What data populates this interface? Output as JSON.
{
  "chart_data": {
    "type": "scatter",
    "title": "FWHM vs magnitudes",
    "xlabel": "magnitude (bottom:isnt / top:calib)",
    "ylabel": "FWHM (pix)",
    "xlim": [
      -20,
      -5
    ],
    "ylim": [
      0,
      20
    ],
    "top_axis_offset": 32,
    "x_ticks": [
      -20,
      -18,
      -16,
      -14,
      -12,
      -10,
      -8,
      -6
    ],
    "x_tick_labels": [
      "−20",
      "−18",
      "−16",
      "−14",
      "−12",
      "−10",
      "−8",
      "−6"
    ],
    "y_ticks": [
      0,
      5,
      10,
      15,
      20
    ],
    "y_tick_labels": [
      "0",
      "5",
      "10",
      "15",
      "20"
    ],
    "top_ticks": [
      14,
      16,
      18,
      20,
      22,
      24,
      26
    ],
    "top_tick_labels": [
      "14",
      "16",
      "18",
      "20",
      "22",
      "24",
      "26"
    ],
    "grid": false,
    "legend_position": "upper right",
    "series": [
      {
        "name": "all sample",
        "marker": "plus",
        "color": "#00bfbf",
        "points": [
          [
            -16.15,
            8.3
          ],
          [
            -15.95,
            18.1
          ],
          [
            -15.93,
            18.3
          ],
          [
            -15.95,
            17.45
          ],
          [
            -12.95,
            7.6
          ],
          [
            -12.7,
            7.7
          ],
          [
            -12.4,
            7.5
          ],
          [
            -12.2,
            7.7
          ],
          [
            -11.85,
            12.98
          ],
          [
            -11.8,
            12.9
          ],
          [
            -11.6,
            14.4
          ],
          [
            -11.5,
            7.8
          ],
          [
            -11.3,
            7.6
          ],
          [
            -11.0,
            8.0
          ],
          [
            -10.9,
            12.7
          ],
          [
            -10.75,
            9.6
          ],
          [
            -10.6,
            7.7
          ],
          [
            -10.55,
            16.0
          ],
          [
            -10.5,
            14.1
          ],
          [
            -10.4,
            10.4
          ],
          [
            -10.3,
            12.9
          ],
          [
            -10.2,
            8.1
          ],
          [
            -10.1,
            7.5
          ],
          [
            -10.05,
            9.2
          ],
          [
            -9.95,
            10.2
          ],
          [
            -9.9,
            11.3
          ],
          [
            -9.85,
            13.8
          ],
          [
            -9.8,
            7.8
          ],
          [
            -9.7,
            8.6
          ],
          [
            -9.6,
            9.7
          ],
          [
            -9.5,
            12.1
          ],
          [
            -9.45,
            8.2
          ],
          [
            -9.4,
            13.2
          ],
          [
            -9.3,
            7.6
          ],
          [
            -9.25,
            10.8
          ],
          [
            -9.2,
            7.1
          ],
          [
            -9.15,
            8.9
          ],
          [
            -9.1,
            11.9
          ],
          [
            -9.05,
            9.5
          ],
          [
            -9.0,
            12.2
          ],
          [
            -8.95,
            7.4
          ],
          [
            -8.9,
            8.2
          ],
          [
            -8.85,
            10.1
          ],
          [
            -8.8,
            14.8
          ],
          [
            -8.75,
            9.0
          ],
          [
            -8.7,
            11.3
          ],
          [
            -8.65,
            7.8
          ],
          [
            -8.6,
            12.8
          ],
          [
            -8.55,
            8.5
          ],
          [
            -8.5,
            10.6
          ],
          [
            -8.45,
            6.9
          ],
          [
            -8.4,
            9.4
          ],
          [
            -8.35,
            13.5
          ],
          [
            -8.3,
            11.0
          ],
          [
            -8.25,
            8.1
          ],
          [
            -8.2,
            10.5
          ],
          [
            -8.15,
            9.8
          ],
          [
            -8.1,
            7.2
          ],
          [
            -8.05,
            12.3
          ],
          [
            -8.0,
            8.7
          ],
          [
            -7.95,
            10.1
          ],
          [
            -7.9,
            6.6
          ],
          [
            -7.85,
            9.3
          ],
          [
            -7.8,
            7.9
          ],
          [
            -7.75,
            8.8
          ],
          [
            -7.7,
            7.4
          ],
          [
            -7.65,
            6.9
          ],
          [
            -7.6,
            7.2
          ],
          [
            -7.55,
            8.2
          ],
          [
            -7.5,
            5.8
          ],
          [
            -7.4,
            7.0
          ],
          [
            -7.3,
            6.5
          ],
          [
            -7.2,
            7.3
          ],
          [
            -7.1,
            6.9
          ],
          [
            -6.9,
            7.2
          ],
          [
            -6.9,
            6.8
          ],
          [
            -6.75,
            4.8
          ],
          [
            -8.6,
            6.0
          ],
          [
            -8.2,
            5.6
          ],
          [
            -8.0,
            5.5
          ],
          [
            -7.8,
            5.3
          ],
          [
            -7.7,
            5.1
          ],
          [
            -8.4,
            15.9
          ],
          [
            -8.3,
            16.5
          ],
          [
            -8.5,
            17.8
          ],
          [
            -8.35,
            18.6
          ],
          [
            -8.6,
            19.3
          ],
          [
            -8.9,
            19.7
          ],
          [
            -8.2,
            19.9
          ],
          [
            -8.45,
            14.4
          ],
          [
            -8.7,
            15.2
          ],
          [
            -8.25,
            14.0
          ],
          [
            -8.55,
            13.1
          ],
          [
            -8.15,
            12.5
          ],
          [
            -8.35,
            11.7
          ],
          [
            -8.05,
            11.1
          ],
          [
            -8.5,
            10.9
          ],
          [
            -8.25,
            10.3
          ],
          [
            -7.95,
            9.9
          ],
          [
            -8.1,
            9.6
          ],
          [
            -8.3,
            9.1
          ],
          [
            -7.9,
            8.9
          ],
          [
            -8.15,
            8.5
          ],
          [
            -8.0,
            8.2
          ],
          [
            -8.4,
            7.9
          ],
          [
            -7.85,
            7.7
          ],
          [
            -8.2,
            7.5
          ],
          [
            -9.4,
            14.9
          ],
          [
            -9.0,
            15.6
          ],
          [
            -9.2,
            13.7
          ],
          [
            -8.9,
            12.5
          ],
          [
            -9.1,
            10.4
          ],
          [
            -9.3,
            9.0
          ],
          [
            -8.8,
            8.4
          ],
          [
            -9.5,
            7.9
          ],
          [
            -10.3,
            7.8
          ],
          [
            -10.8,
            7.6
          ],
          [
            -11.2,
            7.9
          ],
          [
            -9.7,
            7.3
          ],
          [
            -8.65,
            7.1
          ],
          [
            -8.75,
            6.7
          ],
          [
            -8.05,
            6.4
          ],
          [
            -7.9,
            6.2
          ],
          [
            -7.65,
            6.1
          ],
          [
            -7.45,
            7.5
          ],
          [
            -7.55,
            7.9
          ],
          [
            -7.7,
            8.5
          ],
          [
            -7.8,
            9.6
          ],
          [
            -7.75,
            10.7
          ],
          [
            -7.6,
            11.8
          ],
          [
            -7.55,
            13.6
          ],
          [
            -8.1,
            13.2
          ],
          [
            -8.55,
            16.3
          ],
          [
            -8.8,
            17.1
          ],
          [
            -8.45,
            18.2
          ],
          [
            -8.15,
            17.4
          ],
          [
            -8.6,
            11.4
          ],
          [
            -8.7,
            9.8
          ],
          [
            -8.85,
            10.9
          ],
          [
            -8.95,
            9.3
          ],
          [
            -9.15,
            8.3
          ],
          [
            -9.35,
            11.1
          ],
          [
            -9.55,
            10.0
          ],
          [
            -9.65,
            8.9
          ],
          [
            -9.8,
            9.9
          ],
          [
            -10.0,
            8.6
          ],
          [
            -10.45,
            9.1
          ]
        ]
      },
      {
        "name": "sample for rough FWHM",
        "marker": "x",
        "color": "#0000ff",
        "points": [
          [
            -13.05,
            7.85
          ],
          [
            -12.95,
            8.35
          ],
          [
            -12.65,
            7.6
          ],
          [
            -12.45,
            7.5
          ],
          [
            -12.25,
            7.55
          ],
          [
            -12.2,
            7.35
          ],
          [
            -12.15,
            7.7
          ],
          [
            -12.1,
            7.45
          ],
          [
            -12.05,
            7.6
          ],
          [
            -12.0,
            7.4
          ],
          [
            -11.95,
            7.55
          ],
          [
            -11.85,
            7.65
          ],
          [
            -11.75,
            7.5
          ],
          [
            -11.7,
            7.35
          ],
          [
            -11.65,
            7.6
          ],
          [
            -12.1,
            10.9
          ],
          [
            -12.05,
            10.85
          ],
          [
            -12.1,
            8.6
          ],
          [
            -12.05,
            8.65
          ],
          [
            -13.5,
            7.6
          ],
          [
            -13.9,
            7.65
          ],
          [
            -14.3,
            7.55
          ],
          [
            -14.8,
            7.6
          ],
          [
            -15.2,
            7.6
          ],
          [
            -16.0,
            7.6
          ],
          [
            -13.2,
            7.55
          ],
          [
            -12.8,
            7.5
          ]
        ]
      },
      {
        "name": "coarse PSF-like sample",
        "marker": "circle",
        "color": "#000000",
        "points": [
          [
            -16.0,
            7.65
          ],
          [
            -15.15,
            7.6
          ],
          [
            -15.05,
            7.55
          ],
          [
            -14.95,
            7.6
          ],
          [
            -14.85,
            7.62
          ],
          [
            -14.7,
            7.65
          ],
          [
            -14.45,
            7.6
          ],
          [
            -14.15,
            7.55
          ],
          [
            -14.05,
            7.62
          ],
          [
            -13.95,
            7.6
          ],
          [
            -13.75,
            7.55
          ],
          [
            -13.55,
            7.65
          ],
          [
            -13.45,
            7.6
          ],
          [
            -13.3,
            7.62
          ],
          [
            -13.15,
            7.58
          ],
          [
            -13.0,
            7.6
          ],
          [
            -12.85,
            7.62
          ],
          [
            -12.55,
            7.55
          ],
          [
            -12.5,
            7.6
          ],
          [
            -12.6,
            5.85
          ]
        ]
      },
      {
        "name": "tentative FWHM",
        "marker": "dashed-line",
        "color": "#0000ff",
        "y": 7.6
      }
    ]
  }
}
*****
• Given task: Which lines contain "FWHM"? Copy each of them out.

• Reply:
    "title": "FWHM vs magnitudes",
    "ylabel": "FWHM (pix)",
        "name": "sample for rough FWHM",
        "name": "tentative FWHM",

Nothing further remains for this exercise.